§ WRITTEN TASK: State how many lines contain the string "closed", and write nothing else.

§ PROVIDED DATA:
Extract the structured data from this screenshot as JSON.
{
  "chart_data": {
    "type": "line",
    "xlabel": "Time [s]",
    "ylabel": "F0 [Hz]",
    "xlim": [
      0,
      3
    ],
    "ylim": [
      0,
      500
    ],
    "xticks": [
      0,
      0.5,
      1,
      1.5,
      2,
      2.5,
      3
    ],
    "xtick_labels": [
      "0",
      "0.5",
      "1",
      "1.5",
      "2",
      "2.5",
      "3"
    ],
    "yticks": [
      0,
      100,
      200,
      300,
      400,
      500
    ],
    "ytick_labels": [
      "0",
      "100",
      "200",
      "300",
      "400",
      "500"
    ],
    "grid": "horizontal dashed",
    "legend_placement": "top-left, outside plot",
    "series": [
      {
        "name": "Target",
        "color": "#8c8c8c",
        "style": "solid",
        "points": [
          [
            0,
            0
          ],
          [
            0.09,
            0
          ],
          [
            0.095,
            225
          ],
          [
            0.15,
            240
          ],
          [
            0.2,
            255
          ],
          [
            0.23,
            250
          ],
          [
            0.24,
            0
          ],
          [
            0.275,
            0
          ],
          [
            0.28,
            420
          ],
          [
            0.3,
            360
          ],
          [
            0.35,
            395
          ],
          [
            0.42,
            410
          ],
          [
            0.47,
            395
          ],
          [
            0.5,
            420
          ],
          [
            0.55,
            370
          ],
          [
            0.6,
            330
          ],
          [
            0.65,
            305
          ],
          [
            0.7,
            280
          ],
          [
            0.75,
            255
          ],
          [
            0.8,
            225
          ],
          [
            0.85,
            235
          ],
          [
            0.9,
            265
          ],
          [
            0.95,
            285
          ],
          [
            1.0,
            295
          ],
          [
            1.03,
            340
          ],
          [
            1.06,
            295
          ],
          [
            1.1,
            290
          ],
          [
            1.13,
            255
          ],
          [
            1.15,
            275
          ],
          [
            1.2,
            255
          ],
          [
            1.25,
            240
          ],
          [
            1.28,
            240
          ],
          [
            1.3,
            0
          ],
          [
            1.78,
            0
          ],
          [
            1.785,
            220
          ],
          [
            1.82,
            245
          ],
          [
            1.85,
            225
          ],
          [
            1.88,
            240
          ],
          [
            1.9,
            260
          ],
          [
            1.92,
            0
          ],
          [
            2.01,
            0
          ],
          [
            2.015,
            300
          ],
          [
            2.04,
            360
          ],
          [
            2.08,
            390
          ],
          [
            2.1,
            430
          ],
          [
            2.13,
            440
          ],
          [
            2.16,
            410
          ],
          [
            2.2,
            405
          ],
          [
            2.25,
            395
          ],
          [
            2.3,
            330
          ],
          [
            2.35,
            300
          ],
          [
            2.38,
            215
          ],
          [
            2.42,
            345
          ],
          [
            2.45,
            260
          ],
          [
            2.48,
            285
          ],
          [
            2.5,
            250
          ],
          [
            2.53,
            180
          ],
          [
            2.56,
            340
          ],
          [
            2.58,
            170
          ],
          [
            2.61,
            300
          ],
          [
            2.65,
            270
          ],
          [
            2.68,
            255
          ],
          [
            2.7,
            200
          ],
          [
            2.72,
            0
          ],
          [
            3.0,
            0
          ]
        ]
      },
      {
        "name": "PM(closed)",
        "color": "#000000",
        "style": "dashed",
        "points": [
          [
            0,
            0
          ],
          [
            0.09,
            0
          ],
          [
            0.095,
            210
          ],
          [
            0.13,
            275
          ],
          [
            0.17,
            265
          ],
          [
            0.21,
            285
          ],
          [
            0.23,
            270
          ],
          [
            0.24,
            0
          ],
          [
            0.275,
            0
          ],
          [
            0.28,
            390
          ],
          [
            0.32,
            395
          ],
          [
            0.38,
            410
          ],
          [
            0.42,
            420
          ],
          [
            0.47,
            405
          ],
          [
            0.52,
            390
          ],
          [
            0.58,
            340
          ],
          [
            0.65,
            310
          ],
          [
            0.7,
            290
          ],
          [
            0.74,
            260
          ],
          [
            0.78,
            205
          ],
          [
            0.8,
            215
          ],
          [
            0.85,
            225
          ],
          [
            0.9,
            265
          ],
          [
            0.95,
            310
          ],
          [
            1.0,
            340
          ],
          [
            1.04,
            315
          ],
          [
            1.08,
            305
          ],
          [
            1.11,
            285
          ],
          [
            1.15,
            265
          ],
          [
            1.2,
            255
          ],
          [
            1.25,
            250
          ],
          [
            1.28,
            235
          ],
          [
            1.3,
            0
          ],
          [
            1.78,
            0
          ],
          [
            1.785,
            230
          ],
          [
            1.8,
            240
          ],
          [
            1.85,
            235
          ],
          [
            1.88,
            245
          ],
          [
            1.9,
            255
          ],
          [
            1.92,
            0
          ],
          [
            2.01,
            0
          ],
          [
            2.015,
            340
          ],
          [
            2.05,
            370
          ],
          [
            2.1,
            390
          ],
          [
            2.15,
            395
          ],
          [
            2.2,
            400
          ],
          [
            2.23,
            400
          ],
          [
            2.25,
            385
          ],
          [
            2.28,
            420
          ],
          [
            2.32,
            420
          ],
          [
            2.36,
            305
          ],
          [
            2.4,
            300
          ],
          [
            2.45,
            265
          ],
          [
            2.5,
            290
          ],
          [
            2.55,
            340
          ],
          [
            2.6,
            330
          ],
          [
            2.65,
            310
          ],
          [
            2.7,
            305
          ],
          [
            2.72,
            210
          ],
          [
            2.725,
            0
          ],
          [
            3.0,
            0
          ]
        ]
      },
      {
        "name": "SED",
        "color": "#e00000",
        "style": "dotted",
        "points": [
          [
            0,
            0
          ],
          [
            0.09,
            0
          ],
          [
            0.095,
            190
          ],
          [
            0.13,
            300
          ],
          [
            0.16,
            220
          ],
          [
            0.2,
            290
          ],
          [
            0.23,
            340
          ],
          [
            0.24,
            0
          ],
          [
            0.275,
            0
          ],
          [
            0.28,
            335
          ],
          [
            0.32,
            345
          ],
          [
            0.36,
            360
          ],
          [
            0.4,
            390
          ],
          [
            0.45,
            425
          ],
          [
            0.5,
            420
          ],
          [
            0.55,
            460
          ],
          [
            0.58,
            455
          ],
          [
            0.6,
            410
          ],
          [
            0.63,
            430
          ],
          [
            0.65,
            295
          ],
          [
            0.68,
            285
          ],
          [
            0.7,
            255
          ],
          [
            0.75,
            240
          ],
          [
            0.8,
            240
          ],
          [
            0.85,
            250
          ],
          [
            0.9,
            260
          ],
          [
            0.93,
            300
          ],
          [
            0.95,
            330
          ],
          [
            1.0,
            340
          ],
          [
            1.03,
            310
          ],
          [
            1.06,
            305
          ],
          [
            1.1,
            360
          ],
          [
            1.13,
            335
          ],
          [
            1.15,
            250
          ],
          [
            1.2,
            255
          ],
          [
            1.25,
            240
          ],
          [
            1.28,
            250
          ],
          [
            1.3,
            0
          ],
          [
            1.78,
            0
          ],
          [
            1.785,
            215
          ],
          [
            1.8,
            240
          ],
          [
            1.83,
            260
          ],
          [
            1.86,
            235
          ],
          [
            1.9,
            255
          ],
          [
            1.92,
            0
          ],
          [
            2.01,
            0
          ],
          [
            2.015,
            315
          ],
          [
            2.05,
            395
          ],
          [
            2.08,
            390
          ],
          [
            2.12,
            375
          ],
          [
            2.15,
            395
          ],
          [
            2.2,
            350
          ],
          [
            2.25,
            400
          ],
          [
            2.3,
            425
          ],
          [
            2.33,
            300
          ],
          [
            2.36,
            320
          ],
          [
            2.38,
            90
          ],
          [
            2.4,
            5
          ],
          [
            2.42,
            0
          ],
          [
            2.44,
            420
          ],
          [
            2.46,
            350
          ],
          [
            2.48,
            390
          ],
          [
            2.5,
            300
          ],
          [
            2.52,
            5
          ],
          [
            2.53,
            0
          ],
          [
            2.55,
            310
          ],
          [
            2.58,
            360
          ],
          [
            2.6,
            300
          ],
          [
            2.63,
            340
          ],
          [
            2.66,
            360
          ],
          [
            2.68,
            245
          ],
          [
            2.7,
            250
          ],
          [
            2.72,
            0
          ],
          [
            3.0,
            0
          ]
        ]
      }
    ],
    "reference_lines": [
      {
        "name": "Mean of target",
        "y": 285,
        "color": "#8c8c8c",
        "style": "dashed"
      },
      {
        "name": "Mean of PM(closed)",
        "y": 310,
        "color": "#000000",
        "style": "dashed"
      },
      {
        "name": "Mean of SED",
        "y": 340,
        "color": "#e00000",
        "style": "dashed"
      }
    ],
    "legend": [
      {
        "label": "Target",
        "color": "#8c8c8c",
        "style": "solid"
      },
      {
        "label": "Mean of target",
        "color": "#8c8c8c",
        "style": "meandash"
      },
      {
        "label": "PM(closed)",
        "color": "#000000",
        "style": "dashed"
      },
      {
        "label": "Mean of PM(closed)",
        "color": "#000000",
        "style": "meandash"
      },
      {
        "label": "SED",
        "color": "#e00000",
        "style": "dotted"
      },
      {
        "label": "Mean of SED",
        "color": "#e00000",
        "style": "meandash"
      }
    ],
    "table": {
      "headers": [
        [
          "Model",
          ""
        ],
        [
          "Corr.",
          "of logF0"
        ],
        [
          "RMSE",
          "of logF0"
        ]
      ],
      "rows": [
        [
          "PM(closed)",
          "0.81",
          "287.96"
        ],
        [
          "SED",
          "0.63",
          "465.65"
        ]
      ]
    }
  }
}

§ FINISHED TASK: 5